▶ [Given instruction]: Below is a listing; reproduce each line of it exactly.

▶ [Extracted records]:
--------------------------------

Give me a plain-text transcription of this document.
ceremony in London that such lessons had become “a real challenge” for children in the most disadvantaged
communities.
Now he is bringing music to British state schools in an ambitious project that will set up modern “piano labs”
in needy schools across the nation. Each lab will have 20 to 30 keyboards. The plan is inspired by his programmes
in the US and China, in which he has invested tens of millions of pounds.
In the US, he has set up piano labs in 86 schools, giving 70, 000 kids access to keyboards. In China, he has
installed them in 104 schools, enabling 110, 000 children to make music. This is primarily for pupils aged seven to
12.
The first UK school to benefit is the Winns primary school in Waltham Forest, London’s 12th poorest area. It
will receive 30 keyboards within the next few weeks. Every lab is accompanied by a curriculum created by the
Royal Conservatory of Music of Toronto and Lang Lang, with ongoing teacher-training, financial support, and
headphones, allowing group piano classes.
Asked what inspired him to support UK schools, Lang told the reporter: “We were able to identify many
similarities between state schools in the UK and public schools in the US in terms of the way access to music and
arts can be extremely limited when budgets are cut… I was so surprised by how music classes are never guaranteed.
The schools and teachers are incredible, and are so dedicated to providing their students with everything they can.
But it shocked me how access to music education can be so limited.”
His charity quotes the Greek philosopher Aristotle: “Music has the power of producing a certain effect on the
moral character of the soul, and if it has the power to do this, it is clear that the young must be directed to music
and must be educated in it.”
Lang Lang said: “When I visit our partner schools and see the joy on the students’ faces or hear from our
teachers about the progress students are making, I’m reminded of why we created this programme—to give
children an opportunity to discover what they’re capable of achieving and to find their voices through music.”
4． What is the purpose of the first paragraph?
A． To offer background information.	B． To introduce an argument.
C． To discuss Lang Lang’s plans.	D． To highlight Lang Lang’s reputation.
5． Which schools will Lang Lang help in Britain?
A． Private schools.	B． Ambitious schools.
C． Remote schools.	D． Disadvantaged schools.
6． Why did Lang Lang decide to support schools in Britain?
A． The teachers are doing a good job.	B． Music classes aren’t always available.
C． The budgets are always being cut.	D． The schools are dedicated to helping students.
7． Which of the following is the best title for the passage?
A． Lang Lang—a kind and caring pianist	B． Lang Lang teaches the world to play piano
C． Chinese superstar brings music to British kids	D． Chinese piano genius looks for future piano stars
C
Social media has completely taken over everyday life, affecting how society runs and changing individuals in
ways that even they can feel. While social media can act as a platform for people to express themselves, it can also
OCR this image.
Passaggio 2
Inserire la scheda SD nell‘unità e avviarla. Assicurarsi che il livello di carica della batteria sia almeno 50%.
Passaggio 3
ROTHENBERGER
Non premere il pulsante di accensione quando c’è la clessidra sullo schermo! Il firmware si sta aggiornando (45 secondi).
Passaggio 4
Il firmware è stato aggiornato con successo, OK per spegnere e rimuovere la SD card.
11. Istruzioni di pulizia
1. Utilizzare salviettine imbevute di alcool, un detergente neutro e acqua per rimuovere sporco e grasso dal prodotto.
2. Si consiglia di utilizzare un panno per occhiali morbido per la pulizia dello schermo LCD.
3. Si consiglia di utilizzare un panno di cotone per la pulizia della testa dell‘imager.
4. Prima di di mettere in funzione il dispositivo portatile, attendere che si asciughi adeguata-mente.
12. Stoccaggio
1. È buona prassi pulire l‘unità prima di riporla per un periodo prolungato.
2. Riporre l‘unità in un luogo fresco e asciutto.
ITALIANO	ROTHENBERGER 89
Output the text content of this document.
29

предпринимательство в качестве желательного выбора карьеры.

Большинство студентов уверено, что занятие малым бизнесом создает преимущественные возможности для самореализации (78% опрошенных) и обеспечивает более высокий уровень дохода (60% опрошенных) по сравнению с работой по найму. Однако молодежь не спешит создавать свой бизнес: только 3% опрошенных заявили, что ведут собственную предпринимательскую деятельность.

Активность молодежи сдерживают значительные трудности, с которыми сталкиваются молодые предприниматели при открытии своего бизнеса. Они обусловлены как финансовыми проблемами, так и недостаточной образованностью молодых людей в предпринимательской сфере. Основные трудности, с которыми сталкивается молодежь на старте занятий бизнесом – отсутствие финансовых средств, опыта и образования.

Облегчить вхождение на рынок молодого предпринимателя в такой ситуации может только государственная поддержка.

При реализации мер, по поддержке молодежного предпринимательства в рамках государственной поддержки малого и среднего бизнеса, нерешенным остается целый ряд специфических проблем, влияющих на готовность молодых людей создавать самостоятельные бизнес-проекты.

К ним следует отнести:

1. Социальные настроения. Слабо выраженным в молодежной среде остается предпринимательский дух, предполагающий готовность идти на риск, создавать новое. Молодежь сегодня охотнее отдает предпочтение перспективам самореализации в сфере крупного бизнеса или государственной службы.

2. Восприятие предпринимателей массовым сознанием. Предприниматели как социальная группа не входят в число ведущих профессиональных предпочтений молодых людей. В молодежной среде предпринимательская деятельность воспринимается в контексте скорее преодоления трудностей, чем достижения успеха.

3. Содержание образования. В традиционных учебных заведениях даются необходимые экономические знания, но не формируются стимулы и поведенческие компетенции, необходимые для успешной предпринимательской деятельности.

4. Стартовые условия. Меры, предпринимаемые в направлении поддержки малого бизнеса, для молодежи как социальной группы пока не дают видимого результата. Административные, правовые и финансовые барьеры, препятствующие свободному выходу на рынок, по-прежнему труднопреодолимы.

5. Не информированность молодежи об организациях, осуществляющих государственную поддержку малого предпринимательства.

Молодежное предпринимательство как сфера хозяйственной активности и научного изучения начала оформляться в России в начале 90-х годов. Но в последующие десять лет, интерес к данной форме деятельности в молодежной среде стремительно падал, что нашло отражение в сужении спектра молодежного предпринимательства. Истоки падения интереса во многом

--------------------------------

▶ [Output for this task]:
Give me a plain-text transcription of this document.
ceremony in London that such lessons had become “a real challenge” for children in the most disadvantaged
communities.
Now he is bringing music to British state schools in an ambitious project that will set up modern “piano labs”
in needy schools across the nation. Each lab will have 20 to 30 keyboards. The plan is inspired by his programmes
in the US and China, in which he has invested tens of millions of pounds.
In the US, he has set up piano labs in 86 schools, giving 70, 000 kids access to keyboards. In China, he has
installed them in 104 schools, enabling 110, 000 children to make music. This is primarily for pupils aged seven to
12.
The first UK school to benefit is the Winns primary school in Waltham Forest, London’s 12th poorest area. It
will receive 30 keyboards within the next few weeks. Every lab is accompanied by a curriculum created by the
Royal Conservatory of Music of Toronto and Lang Lang, with ongoing teacher-training, financial support, and
headphones, allowing group piano classes.
Asked what inspired him to support UK schools, Lang told the reporter: “We were able to identify many
similarities between state schools in the UK and public schools in the US in terms of the way access to music and
arts can be extremely limited when budgets are cut… I was so surprised by how music classes are never guaranteed.
The schools and teachers are incredible, and are so dedicated to providing their students with everything they can.
But it shocked me how access to music education can be so limited.”
His charity quotes the Greek philosopher Aristotle: “Music has the power of producing a certain effect on the
moral character of the soul, and if it has the power to do this, it is clear that the young must be directed to music
and must be educated in it.”
Lang Lang said: “When I visit our partner schools and see the joy on the students’ faces or hear from our
teachers about the progress students are making, I’m reminded of why we created this programme—to give
children an opportunity to discover what they’re capable of achieving and to find their voices through music.”
4． What is the purpose of the first paragraph?
A． To offer background information.	B． To introduce an argument.
C． To discuss Lang Lang’s plans.	D． To highlight Lang Lang’s reputation.
5． Which schools will Lang Lang help in Britain?
A． Private schools.	B． Ambitious schools.
C． Remote schools.	D． Disadvantaged schools.
6． Why did Lang Lang decide to support schools in Britain?
A． The teachers are doing a good job.	B． Music classes aren’t always available.
C． The budgets are always being cut.	D． The schools are dedicated to helping students.
7． Which of the following is the best title for the passage?
A． Lang Lang—a kind and caring pianist	B． Lang Lang teaches the world to play piano
C． Chinese superstar brings music to British kids	D． Chinese piano genius looks for future piano stars
C
Social media has completely taken over everyday life, affecting how society runs and changing individuals in
ways that even they can feel. While social media can act as a platform for people to express themselves, it can also
OCR this image.
Passaggio 2
Inserire la scheda SD nell‘unità e avviarla. Assicurarsi che il livello di carica della batteria sia almeno 50%.
Passaggio 3
ROTHENBERGER
Non premere il pulsante di accensione quando c’è la clessidra sullo schermo! Il firmware si sta aggiornando (45 secondi).
Passaggio 4
Il firmware è stato aggiornato con successo, OK per spegnere e rimuovere la SD card.
11. Istruzioni di pulizia
1. Utilizzare salviettine imbevute di alcool, un detergente neutro e acqua per rimuovere sporco e grasso dal prodotto.
2. Si consiglia di utilizzare un panno per occhiali morbido per la pulizia dello schermo LCD.
3. Si consiglia di utilizzare un panno di cotone per la pulizia della testa dell‘imager.
4. Prima di di mettere in funzione il dispositivo portatile, attendere che si asciughi adeguata-mente.
12. Stoccaggio
1. È buona prassi pulire l‘unità prima di riporla per un periodo prolungato.
2. Riporre l‘unità in un luogo fresco e asciutto.
ITALIANO	ROTHENBERGER 89
Output the text content of this document.
29

предпринимательство в качестве желательного выбора карьеры.

Большинство студентов уверено, что занятие малым бизнесом создает преимущественные возможности для самореализации (78% опрошенных) и обеспечивает более высокий уровень дохода (60% опрошенных) по сравнению с работой по найму. Однако молодежь не спешит создавать свой бизнес: только 3% опрошенных заявили, что ведут собственную предпринимательскую деятельность.

Активность молодежи сдерживают значительные трудности, с которыми сталкиваются молодые предприниматели при открытии своего бизнеса. Они обусловлены как финансовыми проблемами, так и недостаточной образованностью молодых людей в предпринимательской сфере. Основные трудности, с которыми сталкивается молодежь на старте занятий бизнесом – отсутствие финансовых средств, опыта и образования.

Облегчить вхождение на рынок молодого предпринимателя в такой ситуации может только государственная поддержка.

При реализации мер, по поддержке молодежного предпринимательства в рамках государственной поддержки малого и среднего бизнеса, нерешенным остается целый ряд специфических проблем, влияющих на готовность молодых людей создавать самостоятельные бизнес-проекты.

К ним следует отнести:

1. Социальные настроения. Слабо выраженным в молодежной среде остается предпринимательский дух, предполагающий готовность идти на риск, создавать новое. Молодежь сегодня охотнее отдает предпочтение перспективам самореализации в сфере крупного бизнеса или государственной службы.

2. Восприятие предпринимателей массовым сознанием. Предприниматели как социальная группа не входят в число ведущих профессиональных предпочтений молодых людей. В молодежной среде предпринимательская деятельность воспринимается в контексте скорее преодоления трудностей, чем достижения успеха.

3. Содержание образования. В традиционных учебных заведениях даются необходимые экономические знания, но не формируются стимулы и поведенческие компетенции, необходимые для успешной предпринимательской деятельности.

4. Стартовые условия. Меры, предпринимаемые в направлении поддержки малого бизнеса, для молодежи как социальной группы пока не дают видимого результата. Административные, правовые и финансовые барьеры, препятствующие свободному выходу на рынок, по-прежнему труднопреодолимы.

5. Не информированность молодежи об организациях, осуществляющих государственную поддержку малого предпринимательства.

Молодежное предпринимательство как сфера хозяйственной активности и научного изучения начала оформляться в России в начале 90-х годов. Но в последующие десять лет, интерес к данной форме деятельности в молодежной среде стремительно падал, что нашло отражение в сужении спектра молодежного предпринимательства. Истоки падения интереса во многом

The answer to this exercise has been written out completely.